Objective >>
Among the lines below, list those containing the string "ЧАСТЬ".

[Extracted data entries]

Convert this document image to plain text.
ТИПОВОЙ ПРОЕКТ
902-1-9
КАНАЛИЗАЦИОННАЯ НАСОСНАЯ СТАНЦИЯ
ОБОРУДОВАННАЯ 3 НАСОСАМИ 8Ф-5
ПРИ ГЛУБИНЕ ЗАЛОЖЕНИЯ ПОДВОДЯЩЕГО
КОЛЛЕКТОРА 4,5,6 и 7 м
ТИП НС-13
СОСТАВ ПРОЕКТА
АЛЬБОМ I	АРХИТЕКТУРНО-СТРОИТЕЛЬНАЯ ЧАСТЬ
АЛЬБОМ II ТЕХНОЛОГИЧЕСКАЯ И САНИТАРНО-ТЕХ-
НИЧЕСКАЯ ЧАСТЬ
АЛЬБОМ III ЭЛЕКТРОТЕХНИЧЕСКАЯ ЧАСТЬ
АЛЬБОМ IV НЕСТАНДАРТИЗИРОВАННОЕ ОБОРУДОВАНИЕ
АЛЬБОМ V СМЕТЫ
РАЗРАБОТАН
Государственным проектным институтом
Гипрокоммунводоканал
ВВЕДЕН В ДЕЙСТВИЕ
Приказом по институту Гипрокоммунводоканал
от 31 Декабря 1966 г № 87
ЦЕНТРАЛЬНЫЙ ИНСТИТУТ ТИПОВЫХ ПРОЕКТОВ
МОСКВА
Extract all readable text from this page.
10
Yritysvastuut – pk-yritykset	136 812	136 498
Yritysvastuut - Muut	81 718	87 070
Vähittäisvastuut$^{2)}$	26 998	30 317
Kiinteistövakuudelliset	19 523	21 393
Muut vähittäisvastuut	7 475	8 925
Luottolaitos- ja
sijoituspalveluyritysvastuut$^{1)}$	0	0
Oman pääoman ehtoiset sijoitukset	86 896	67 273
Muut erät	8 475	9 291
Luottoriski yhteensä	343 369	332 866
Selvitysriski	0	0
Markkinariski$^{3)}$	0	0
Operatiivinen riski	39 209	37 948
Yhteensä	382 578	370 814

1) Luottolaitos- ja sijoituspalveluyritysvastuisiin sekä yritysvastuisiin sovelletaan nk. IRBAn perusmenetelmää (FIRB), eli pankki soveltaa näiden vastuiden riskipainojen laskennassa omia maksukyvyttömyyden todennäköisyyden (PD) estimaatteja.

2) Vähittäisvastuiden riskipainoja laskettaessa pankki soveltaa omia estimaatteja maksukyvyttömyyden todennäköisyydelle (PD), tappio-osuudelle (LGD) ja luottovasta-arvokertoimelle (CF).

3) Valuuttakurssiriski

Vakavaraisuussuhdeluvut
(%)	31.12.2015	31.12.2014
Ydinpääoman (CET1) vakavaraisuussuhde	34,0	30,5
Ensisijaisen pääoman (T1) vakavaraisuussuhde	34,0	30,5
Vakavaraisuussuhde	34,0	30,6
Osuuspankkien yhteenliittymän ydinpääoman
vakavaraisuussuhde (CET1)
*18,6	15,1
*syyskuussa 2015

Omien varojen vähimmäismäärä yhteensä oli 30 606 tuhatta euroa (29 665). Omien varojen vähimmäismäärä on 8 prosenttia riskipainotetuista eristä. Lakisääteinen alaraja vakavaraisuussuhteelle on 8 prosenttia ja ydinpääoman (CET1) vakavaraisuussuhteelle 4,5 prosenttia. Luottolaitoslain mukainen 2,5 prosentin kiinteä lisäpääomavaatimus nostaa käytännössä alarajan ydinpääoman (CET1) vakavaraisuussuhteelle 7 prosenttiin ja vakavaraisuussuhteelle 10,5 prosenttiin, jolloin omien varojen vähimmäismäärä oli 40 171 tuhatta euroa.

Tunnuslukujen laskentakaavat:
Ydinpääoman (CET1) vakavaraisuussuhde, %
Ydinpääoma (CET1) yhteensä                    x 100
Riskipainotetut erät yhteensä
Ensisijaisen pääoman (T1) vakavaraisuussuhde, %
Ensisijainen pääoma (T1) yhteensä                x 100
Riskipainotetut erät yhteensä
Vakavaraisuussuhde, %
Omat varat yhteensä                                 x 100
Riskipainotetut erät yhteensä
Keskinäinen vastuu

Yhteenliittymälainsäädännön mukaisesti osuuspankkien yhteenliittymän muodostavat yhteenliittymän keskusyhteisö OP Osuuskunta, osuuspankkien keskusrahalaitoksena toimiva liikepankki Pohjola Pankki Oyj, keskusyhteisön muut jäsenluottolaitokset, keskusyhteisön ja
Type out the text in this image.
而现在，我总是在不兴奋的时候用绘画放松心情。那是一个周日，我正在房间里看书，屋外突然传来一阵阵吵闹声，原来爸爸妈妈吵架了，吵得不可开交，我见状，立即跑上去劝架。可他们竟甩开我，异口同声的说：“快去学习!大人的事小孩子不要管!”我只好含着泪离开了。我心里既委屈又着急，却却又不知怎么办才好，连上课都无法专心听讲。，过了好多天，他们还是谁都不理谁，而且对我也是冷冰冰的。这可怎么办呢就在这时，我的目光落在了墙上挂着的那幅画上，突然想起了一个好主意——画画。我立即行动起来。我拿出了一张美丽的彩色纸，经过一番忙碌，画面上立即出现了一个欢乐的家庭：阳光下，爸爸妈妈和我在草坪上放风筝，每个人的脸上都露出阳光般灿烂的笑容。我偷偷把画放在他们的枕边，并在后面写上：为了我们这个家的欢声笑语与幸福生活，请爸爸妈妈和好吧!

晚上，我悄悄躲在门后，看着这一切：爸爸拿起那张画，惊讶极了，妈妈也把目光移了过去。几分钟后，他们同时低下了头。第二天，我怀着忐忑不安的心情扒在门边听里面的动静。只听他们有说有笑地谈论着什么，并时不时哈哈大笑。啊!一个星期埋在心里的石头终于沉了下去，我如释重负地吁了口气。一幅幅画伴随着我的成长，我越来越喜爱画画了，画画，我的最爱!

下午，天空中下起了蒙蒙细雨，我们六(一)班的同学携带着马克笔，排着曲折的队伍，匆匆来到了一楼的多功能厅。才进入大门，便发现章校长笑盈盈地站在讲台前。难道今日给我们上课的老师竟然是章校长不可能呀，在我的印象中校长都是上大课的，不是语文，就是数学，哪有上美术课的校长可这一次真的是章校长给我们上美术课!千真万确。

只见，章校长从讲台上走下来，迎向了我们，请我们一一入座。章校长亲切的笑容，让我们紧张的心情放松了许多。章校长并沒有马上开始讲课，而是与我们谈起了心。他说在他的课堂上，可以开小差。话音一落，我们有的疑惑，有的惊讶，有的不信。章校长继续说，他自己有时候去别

Exercise output >>
АЛЬБОМ I	АРХИТЕКТУРНО-СТРОИТЕЛЬНАЯ ЧАСТЬ
НИЧЕСКАЯ ЧАСТЬ
АЛЬБОМ III ЭЛЕКТРОТЕХНИЧЕСКАЯ ЧАСТЬ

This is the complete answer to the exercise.